Stated exercise: From the entries that follow, pick out all lines holding "Lori".

------------------------------------------------------------------------

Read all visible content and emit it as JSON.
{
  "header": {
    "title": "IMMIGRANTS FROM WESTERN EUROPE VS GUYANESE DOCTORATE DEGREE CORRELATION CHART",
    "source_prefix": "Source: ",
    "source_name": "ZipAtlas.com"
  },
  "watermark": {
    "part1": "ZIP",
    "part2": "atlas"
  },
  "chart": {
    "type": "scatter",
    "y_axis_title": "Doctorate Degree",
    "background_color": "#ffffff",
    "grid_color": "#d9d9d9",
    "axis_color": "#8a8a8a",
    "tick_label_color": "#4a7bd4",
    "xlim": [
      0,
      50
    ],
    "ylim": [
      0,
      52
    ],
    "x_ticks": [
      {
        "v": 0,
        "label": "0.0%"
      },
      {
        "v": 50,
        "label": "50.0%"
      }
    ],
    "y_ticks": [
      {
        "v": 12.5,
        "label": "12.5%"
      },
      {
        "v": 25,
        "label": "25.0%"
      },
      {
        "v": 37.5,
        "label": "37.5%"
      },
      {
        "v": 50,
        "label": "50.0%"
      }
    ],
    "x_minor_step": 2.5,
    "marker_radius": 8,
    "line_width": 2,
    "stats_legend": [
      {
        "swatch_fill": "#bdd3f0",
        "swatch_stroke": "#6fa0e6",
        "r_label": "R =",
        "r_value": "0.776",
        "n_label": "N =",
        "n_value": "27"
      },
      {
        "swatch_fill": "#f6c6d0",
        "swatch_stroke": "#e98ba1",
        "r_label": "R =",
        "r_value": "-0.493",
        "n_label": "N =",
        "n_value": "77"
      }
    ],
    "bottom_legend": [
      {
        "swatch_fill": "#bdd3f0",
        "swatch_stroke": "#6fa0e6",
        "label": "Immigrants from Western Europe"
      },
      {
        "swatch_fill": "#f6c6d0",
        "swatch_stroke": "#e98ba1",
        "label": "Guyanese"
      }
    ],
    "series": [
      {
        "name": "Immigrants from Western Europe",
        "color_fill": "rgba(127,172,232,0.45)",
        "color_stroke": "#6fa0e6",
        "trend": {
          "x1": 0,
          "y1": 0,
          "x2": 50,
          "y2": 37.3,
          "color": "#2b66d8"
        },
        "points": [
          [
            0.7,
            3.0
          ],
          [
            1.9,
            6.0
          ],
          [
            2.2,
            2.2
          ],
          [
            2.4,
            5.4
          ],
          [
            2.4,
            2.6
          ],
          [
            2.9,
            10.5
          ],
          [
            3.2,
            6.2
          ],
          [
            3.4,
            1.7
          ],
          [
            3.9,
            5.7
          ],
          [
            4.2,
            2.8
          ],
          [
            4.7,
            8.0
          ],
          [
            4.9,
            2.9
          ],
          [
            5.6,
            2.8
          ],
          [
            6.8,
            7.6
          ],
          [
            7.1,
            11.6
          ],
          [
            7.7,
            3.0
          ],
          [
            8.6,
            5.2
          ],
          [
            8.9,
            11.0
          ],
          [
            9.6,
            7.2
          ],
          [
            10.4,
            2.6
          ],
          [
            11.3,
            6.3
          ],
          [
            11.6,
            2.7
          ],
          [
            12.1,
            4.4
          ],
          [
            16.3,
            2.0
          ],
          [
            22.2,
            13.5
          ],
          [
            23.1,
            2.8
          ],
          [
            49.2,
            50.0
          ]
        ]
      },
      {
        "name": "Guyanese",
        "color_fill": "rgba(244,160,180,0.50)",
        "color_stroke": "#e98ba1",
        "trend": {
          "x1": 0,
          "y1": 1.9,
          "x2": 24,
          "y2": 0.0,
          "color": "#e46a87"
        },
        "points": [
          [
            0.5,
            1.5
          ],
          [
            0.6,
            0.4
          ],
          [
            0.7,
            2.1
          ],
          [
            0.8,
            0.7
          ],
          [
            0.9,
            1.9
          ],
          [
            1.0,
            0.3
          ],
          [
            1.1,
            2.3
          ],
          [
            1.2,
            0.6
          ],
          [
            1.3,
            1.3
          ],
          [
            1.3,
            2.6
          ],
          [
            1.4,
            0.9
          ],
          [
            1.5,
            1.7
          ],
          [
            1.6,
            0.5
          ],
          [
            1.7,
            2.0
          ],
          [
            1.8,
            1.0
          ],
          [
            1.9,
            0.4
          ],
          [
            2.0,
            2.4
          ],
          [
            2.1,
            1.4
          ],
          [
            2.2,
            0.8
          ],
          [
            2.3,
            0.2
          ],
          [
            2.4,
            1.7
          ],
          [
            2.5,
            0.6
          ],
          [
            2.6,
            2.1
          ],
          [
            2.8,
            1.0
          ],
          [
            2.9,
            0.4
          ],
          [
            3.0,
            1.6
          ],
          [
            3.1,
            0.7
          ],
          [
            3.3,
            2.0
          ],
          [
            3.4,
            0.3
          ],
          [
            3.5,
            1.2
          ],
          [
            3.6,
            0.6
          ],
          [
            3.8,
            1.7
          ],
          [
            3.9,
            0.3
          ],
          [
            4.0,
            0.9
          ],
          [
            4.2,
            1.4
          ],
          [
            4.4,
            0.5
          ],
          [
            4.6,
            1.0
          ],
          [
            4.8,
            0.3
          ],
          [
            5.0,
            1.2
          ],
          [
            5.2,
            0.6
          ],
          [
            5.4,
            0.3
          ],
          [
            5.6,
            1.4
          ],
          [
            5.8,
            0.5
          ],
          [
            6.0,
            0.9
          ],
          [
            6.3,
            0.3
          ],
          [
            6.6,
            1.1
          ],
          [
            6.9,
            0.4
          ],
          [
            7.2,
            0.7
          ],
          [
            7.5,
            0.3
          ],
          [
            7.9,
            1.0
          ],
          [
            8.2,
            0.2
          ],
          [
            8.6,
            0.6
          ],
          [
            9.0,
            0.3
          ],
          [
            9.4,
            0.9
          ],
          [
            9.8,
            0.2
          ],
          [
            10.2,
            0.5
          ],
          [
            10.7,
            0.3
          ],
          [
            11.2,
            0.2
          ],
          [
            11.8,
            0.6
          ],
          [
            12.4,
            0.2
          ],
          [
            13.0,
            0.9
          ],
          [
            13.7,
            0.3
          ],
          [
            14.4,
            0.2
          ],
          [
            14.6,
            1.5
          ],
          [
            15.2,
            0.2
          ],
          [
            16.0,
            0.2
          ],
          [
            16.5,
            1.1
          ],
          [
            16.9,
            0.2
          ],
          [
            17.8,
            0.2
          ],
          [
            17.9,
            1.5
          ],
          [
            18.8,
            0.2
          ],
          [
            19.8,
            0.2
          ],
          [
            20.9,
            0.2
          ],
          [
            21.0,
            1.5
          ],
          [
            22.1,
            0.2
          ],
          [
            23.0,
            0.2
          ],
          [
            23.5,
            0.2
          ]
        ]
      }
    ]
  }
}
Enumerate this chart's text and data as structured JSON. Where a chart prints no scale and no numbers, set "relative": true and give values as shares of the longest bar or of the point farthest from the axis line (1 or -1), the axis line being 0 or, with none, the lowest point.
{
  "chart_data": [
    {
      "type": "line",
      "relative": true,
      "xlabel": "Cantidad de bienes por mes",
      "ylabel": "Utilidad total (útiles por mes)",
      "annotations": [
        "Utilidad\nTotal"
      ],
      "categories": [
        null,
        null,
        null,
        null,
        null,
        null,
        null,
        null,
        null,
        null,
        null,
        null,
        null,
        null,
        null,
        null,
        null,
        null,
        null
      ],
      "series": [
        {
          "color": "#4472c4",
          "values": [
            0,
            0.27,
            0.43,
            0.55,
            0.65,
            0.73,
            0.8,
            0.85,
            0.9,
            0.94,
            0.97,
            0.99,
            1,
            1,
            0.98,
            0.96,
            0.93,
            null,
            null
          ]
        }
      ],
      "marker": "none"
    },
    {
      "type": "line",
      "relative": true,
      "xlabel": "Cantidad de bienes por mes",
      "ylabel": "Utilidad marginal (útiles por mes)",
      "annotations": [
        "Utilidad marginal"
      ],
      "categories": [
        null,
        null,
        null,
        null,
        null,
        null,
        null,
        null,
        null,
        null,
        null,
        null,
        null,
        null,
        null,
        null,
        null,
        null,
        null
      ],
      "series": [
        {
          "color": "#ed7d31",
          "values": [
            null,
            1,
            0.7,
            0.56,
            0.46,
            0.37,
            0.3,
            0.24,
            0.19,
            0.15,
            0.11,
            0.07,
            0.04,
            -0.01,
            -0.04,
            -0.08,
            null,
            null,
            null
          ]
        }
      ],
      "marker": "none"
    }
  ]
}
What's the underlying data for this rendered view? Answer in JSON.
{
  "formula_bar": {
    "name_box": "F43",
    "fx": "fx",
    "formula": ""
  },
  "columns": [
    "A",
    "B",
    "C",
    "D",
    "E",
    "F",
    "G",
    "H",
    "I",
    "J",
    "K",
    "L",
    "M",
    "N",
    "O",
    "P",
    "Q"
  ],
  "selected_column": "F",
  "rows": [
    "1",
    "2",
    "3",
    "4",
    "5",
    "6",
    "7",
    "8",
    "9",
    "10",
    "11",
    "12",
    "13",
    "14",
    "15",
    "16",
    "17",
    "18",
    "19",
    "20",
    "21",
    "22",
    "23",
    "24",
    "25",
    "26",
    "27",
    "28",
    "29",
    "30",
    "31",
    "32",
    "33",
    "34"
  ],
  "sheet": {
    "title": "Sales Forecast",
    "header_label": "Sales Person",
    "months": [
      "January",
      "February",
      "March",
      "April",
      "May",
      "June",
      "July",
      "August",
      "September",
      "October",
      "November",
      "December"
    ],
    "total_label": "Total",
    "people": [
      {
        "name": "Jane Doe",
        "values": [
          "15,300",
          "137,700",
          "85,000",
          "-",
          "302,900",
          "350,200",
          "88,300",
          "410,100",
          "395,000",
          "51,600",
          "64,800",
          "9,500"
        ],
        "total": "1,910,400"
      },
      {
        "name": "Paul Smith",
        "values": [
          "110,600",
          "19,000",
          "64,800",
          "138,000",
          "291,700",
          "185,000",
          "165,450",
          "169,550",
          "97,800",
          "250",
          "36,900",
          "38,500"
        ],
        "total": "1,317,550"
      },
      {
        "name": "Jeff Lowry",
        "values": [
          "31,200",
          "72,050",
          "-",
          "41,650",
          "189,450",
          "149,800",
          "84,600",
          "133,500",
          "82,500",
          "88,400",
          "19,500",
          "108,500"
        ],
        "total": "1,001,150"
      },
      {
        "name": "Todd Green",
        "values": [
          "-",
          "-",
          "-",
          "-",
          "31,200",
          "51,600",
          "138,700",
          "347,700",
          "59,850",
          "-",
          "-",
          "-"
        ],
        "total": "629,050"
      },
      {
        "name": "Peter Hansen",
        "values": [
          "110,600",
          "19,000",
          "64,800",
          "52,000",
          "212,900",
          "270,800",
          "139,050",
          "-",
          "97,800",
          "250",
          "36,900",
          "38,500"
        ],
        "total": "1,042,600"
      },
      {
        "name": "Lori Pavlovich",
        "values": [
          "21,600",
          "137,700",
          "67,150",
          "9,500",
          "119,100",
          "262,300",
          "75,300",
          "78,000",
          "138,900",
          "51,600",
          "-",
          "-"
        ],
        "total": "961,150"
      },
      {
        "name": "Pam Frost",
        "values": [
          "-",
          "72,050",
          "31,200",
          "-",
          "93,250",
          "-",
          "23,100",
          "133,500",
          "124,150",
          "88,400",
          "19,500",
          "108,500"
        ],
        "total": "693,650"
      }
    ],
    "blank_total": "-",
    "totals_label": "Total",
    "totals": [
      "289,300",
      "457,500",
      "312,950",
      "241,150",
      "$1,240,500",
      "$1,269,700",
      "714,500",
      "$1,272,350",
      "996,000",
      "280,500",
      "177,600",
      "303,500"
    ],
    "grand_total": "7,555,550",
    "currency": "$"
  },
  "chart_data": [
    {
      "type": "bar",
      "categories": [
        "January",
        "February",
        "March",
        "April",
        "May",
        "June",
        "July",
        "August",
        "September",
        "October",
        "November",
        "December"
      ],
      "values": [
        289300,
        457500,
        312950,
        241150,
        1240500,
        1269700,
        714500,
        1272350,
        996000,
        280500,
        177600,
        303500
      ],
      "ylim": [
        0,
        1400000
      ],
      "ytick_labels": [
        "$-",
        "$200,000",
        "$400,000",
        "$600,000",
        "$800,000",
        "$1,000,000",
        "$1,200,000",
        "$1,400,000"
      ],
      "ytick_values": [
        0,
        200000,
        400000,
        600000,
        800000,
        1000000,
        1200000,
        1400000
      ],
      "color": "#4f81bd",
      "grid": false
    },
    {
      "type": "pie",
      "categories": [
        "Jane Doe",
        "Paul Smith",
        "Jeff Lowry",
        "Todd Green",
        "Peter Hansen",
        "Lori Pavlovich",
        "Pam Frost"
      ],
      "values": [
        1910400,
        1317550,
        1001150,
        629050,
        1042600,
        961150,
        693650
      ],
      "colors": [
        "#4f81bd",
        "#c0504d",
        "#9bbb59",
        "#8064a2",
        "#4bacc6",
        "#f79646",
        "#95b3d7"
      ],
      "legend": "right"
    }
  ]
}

------------------------------------------------------------------------

Output of the task:
        "name": "Lori Pavlovich",
        "Lori Pavlovich",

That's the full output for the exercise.